---- Records supplied

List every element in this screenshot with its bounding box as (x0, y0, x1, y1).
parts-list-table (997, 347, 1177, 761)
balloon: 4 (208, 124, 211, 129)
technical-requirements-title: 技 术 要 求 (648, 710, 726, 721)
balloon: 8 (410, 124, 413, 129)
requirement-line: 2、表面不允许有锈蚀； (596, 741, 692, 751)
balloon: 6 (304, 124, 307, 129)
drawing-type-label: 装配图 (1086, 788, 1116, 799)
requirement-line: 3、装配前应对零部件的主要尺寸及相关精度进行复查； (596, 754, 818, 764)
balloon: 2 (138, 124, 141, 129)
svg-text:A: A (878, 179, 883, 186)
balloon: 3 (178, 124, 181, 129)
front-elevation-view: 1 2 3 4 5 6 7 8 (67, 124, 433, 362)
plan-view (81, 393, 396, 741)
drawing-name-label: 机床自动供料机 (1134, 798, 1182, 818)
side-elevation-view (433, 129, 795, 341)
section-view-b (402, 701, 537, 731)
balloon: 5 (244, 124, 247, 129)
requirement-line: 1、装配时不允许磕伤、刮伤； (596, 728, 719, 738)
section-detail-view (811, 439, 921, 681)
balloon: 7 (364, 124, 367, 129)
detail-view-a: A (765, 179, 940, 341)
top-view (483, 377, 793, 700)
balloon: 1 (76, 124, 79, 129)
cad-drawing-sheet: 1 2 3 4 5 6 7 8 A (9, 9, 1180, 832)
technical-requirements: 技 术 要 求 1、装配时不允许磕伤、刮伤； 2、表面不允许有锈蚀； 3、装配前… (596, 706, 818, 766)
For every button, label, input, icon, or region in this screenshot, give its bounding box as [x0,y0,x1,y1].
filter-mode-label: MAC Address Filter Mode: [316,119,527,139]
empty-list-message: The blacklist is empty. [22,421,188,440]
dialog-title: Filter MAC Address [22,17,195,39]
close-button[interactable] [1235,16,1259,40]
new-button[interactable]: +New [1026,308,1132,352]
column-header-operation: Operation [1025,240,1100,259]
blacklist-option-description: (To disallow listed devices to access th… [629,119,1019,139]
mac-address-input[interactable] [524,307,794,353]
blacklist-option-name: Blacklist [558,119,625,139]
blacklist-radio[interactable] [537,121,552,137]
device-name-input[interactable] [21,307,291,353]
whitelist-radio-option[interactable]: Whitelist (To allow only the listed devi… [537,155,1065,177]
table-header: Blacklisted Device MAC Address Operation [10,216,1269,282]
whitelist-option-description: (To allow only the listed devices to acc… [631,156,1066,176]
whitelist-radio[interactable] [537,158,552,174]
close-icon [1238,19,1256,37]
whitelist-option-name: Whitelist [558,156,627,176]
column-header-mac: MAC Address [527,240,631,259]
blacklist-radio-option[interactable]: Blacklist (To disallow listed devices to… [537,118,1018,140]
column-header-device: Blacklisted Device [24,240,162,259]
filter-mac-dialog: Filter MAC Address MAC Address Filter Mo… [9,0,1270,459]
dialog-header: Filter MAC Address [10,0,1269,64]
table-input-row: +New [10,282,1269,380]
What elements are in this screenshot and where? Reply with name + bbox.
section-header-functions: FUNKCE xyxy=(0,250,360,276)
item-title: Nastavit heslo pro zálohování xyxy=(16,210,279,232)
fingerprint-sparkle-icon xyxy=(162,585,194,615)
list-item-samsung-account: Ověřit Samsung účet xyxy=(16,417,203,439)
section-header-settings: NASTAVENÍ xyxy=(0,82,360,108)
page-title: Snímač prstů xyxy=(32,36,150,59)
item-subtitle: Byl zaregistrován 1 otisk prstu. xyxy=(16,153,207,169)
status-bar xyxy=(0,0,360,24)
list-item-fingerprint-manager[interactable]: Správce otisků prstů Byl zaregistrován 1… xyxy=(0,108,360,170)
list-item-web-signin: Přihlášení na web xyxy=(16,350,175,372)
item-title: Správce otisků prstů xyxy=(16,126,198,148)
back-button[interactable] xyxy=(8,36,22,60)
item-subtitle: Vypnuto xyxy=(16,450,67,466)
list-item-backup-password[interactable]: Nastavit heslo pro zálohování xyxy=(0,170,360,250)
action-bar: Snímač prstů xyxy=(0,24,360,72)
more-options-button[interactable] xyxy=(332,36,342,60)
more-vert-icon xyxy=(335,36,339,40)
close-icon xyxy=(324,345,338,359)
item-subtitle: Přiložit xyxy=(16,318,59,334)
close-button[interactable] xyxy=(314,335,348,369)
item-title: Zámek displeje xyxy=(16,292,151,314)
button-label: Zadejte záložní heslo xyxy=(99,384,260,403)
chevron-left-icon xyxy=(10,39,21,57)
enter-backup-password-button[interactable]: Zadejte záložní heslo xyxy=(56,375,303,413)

--------

Collect every line from the records above that contains the string "disallow".

blacklist-option-description: (To disallow listed devices to access th… [629,119,1019,139]
blacklist-radio-option[interactable]: Blacklist (To disallow listed devices to… [537,118,1018,140]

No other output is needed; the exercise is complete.